**What is expected:** Below is a set of records; print all of them exactly as written.
***** Records shown *****
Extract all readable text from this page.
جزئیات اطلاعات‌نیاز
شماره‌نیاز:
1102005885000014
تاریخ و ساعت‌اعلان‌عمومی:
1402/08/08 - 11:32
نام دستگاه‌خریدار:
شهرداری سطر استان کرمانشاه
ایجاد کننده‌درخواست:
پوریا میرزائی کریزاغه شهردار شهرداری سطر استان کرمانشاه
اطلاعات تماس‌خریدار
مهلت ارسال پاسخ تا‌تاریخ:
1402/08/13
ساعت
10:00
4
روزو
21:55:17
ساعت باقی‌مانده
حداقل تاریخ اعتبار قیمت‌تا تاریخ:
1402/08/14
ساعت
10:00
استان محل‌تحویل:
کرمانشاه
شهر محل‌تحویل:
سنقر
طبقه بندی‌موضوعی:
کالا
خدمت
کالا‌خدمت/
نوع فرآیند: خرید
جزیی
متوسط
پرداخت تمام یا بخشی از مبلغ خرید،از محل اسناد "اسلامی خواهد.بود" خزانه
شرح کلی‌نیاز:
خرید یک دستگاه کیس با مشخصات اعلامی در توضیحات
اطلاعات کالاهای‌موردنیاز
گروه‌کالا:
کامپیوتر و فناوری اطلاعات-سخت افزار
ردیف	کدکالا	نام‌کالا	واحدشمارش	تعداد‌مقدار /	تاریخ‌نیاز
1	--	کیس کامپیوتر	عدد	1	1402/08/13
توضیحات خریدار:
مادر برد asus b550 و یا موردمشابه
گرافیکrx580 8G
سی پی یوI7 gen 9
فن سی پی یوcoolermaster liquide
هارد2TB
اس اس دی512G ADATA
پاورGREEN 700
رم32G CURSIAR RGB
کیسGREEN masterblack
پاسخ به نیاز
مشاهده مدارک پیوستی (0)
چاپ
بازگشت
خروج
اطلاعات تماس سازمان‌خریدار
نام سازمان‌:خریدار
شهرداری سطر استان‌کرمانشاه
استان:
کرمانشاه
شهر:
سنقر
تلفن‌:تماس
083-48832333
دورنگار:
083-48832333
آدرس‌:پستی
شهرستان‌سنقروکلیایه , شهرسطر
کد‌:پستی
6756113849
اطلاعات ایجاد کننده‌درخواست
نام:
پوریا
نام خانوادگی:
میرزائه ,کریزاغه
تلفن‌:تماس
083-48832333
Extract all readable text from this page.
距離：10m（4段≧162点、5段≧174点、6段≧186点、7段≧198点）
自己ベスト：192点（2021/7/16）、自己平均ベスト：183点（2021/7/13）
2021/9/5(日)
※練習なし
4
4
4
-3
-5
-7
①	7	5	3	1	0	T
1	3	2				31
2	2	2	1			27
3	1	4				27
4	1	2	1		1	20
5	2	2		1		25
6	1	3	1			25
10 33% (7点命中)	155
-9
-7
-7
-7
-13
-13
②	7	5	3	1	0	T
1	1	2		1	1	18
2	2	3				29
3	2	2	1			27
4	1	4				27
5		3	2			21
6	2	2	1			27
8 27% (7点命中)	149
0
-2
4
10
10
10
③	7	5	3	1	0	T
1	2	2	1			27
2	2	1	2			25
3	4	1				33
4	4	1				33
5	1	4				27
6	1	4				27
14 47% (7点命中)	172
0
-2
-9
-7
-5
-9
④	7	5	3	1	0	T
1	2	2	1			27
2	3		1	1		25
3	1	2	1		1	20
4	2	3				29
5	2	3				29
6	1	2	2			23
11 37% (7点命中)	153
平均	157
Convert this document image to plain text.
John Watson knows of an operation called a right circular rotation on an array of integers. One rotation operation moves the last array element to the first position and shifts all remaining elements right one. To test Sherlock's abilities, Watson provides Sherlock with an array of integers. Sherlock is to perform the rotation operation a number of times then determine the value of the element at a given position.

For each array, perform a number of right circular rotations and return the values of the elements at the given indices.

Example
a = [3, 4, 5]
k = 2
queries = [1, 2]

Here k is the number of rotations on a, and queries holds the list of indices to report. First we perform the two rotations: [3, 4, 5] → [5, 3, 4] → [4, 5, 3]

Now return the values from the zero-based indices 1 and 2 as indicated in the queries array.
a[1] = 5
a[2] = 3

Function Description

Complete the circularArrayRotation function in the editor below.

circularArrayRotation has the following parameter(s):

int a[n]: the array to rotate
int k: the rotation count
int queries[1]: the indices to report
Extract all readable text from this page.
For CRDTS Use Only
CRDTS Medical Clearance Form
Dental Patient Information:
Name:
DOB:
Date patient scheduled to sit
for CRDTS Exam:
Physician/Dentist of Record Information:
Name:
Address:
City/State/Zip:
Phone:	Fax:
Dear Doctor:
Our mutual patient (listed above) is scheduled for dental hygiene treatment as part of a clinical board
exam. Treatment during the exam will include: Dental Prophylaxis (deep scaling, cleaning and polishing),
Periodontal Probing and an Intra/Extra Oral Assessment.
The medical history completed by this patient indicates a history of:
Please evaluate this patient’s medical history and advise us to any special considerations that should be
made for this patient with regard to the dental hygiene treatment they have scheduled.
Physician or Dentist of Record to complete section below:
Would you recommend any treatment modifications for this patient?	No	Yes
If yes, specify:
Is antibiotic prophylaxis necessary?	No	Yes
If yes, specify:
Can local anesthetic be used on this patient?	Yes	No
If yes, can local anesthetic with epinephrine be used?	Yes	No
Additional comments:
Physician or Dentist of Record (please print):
*****
**Solution for this exercise:**
Extract all readable text from this page.
جزئیات اطلاعات‌نیاز
شماره‌نیاز:
1102005885000014
تاریخ و ساعت‌اعلان‌عمومی:
1402/08/08 - 11:32
نام دستگاه‌خریدار:
شهرداری سطر استان کرمانشاه
ایجاد کننده‌درخواست:
پوریا میرزائی کریزاغه شهردار شهرداری سطر استان کرمانشاه
اطلاعات تماس‌خریدار
مهلت ارسال پاسخ تا‌تاریخ:
1402/08/13
ساعت
10:00
4
روزو
21:55:17
ساعت باقی‌مانده
حداقل تاریخ اعتبار قیمت‌تا تاریخ:
1402/08/14
ساعت
10:00
استان محل‌تحویل:
کرمانشاه
شهر محل‌تحویل:
سنقر
طبقه بندی‌موضوعی:
کالا
خدمت
کالا‌خدمت/
نوع فرآیند: خرید
جزیی
متوسط
پرداخت تمام یا بخشی از مبلغ خرید،از محل اسناد "اسلامی خواهد.بود" خزانه
شرح کلی‌نیاز:
خرید یک دستگاه کیس با مشخصات اعلامی در توضیحات
اطلاعات کالاهای‌موردنیاز
گروه‌کالا:
کامپیوتر و فناوری اطلاعات-سخت افزار
ردیف	کدکالا	نام‌کالا	واحدشمارش	تعداد‌مقدار /	تاریخ‌نیاز
1	--	کیس کامپیوتر	عدد	1	1402/08/13
توضیحات خریدار:
مادر برد asus b550 و یا موردمشابه
گرافیکrx580 8G
سی پی یوI7 gen 9
فن سی پی یوcoolermaster liquide
هارد2TB
اس اس دی512G ADATA
پاورGREEN 700
رم32G CURSIAR RGB
کیسGREEN masterblack
پاسخ به نیاز
مشاهده مدارک پیوستی (0)
چاپ
بازگشت
خروج
اطلاعات تماس سازمان‌خریدار
نام سازمان‌:خریدار
شهرداری سطر استان‌کرمانشاه
استان:
کرمانشاه
شهر:
سنقر
تلفن‌:تماس
083-48832333
دورنگار:
083-48832333
آدرس‌:پستی
شهرستان‌سنقروکلیایه , شهرسطر
کد‌:پستی
6756113849
اطلاعات ایجاد کننده‌درخواست
نام:
پوریا
نام خانوادگی:
میرزائه ,کریزاغه
تلفن‌:تماس
083-48832333
Extract all readable text from this page.
距離：10m（4段≧162点、5段≧174点、6段≧186点、7段≧198点）
自己ベスト：192点（2021/7/16）、自己平均ベスト：183点（2021/7/13）
2021/9/5(日)
※練習なし
4
4
4
-3
-5
-7
①	7	5	3	1	0	T
1	3	2				31
2	2	2	1			27
3	1	4				27
4	1	2	1		1	20
5	2	2		1		25
6	1	3	1			25
10 33% (7点命中)	155
-9
-7
-7
-7
-13
-13
②	7	5	3	1	0	T
1	1	2		1	1	18
2	2	3				29
3	2	2	1			27
4	1	4				27
5		3	2			21
6	2	2	1			27
8 27% (7点命中)	149
0
-2
4
10
10
10
③	7	5	3	1	0	T
1	2	2	1			27
2	2	1	2			25
3	4	1				33
4	4	1				33
5	1	4				27
6	1	4				27
14 47% (7点命中)	172
0
-2
-9
-7
-5
-9
④	7	5	3	1	0	T
1	2	2	1			27
2	3		1	1		25
3	1	2	1		1	20
4	2	3				29
5	2	3				29
6	1	2	2			23
11 37% (7点命中)	153
平均	157
Convert this document image to plain text.
John Watson knows of an operation called a right circular rotation on an array of integers. One rotation operation moves the last array element to the first position and shifts all remaining elements right one. To test Sherlock's abilities, Watson provides Sherlock with an array of integers. Sherlock is to perform the rotation operation a number of times then determine the value of the element at a given position.

For each array, perform a number of right circular rotations and return the values of the elements at the given indices.

Example
a = [3, 4, 5]
k = 2
queries = [1, 2]

Here k is the number of rotations on a, and queries holds the list of indices to report. First we perform the two rotations: [3, 4, 5] → [5, 3, 4] → [4, 5, 3]

Now return the values from the zero-based indices 1 and 2 as indicated in the queries array.
a[1] = 5
a[2] = 3

Function Description

Complete the circularArrayRotation function in the editor below.

circularArrayRotation has the following parameter(s):

int a[n]: the array to rotate
int k: the rotation count
int queries[1]: the indices to report
Extract all readable text from this page.
For CRDTS Use Only
CRDTS Medical Clearance Form
Dental Patient Information:
Name:
DOB:
Date patient scheduled to sit
for CRDTS Exam:
Physician/Dentist of Record Information:
Name:
Address:
City/State/Zip:
Phone:	Fax:
Dear Doctor:
Our mutual patient (listed above) is scheduled for dental hygiene treatment as part of a clinical board
exam. Treatment during the exam will include: Dental Prophylaxis (deep scaling, cleaning and polishing),
Periodontal Probing and an Intra/Extra Oral Assessment.
The medical history completed by this patient indicates a history of:
Please evaluate this patient’s medical history and advise us to any special considerations that should be
made for this patient with regard to the dental hygiene treatment they have scheduled.
Physician or Dentist of Record to complete section below:
Would you recommend any treatment modifications for this patient?	No	Yes
If yes, specify:
Is antibiotic prophylaxis necessary?	No	Yes
If yes, specify:
Can local anesthetic be used on this patient?	Yes	No
If yes, can local anesthetic with epinephrine be used?	Yes	No
Additional comments:
Physician or Dentist of Record (please print):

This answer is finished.